Required task
Find each line with "time" and copy it.

━━━━━ Extracted records ━━━━━

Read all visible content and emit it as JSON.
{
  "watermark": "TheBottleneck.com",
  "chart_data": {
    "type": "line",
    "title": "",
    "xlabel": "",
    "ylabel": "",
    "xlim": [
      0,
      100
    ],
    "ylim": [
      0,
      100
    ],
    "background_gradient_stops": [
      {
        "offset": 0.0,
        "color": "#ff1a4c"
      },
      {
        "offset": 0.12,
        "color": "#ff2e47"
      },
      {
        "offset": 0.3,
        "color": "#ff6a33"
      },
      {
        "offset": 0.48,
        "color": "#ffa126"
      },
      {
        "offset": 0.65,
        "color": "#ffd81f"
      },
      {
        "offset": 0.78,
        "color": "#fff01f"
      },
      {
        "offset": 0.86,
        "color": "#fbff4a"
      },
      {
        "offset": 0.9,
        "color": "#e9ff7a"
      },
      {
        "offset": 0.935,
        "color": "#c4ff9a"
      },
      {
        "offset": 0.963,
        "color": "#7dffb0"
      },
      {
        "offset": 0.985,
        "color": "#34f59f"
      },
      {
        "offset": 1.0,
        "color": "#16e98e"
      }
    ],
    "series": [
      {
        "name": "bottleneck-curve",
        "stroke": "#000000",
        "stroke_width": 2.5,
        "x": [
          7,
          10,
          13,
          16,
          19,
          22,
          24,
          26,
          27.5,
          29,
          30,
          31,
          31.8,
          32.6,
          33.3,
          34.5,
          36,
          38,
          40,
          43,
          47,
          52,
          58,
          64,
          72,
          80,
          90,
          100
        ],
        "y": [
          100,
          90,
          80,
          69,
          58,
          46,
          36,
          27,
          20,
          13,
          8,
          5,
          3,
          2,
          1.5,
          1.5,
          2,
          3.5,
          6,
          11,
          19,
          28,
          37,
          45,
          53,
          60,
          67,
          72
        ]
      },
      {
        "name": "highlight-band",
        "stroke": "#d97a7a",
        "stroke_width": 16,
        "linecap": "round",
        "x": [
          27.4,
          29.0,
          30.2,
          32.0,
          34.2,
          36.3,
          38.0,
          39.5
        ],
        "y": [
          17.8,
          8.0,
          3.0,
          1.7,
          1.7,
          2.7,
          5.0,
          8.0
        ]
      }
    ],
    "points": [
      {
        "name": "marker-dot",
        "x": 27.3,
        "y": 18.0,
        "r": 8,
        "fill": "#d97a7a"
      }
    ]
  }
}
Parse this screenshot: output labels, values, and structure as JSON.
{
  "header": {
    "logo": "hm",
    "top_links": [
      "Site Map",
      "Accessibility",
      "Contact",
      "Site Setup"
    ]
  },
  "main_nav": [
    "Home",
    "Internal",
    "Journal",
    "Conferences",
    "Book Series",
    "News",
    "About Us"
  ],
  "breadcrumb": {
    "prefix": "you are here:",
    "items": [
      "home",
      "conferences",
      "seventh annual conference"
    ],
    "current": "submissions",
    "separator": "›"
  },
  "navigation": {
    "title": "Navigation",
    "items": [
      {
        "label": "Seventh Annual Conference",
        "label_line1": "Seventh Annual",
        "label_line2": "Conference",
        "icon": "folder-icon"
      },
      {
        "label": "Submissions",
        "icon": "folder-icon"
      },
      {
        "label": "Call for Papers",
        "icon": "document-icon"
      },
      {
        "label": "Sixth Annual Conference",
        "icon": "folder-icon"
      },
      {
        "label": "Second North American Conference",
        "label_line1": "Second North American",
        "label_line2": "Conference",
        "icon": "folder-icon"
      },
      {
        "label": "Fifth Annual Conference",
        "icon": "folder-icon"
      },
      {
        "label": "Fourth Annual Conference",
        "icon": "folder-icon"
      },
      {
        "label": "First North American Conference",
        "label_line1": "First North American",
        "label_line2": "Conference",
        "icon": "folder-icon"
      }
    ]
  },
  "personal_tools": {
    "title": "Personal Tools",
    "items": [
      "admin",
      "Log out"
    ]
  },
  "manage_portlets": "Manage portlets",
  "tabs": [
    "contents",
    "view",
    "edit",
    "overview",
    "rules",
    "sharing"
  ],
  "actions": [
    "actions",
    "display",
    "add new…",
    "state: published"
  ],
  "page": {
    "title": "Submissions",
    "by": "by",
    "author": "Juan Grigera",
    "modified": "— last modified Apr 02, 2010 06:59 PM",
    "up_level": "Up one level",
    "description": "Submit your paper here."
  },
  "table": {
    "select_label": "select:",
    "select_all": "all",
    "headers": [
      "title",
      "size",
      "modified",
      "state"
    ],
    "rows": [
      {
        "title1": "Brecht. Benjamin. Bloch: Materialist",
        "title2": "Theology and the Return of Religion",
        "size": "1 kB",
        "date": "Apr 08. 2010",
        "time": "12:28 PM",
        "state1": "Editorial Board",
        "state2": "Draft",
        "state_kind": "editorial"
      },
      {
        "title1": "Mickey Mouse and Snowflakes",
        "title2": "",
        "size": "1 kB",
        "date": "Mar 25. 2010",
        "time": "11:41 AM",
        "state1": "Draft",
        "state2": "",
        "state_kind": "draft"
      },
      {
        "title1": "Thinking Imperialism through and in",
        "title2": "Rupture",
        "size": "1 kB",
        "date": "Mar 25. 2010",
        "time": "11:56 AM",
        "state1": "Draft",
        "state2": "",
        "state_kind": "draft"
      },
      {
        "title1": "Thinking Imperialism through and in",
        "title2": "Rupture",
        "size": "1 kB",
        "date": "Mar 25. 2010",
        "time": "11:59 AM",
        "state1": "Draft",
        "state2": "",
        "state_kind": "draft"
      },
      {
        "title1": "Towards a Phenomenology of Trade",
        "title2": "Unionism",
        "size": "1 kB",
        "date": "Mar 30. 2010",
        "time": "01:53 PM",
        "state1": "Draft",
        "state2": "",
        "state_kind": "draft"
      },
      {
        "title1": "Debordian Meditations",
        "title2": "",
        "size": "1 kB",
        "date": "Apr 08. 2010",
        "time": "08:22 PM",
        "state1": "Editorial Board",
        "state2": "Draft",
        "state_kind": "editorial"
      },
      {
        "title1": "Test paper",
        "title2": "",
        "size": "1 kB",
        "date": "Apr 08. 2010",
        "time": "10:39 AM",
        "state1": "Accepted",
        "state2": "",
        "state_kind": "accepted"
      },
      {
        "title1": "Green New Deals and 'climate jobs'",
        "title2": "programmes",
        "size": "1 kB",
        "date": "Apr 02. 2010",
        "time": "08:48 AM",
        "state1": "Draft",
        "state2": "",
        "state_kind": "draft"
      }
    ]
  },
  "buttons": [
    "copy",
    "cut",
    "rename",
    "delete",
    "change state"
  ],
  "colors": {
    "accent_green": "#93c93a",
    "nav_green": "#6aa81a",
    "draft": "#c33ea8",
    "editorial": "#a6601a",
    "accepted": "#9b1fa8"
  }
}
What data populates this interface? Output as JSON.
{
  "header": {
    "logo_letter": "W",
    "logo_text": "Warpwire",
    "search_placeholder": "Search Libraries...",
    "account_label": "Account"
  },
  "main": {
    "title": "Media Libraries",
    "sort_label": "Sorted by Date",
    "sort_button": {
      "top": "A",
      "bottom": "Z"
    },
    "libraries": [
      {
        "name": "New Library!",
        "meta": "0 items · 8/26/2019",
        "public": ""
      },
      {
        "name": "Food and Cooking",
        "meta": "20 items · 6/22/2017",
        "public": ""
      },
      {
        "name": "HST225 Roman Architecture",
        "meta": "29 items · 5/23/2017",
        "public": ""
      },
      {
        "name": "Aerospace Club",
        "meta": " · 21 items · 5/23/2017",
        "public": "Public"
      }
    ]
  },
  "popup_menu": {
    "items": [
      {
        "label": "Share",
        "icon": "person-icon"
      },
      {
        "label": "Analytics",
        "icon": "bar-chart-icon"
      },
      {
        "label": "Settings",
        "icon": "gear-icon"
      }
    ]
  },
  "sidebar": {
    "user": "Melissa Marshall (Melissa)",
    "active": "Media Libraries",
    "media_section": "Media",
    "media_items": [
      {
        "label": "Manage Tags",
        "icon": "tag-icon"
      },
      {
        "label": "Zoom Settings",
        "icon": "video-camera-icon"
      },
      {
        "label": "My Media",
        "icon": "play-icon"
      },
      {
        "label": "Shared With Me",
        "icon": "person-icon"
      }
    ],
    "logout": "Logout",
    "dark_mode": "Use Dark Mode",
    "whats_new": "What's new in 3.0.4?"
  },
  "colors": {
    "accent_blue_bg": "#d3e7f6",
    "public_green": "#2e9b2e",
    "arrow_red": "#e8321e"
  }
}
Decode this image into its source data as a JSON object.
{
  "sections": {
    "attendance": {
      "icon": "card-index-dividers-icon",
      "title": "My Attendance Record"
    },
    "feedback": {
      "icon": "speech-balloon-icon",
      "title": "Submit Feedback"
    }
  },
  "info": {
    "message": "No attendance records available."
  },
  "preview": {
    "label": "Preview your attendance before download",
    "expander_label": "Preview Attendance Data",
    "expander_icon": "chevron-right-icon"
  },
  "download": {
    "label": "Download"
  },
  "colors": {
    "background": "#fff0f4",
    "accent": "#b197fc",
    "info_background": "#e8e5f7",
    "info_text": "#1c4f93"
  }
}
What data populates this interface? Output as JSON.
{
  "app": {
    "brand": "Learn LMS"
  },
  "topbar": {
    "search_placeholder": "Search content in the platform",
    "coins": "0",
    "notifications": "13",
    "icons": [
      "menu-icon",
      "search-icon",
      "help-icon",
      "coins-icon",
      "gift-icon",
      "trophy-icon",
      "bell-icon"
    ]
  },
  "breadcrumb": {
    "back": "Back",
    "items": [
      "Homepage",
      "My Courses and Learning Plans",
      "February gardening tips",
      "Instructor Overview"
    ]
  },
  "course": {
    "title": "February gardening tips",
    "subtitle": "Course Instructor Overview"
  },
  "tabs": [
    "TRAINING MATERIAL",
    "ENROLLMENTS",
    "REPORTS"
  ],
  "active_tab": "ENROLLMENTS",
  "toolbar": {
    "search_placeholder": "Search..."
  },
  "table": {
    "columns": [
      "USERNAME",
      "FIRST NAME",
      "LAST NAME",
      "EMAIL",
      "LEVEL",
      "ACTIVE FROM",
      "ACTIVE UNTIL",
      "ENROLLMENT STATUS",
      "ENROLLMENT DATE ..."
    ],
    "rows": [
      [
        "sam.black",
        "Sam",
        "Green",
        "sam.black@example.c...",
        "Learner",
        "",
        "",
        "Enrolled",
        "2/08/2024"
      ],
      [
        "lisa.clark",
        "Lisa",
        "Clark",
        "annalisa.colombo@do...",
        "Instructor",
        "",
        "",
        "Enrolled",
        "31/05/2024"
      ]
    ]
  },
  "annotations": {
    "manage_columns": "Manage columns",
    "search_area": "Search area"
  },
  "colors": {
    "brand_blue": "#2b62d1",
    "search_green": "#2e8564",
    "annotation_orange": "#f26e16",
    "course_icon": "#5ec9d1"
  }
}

━━━━━

Solution to this exercise
        "time": "12:28 PM",
        "time": "11:41 AM",
        "time": "11:56 AM",
        "time": "11:59 AM",
        "time": "01:53 PM",
        "time": "08:22 PM",
        "time": "10:39 AM",
        "time": "08:48 AM",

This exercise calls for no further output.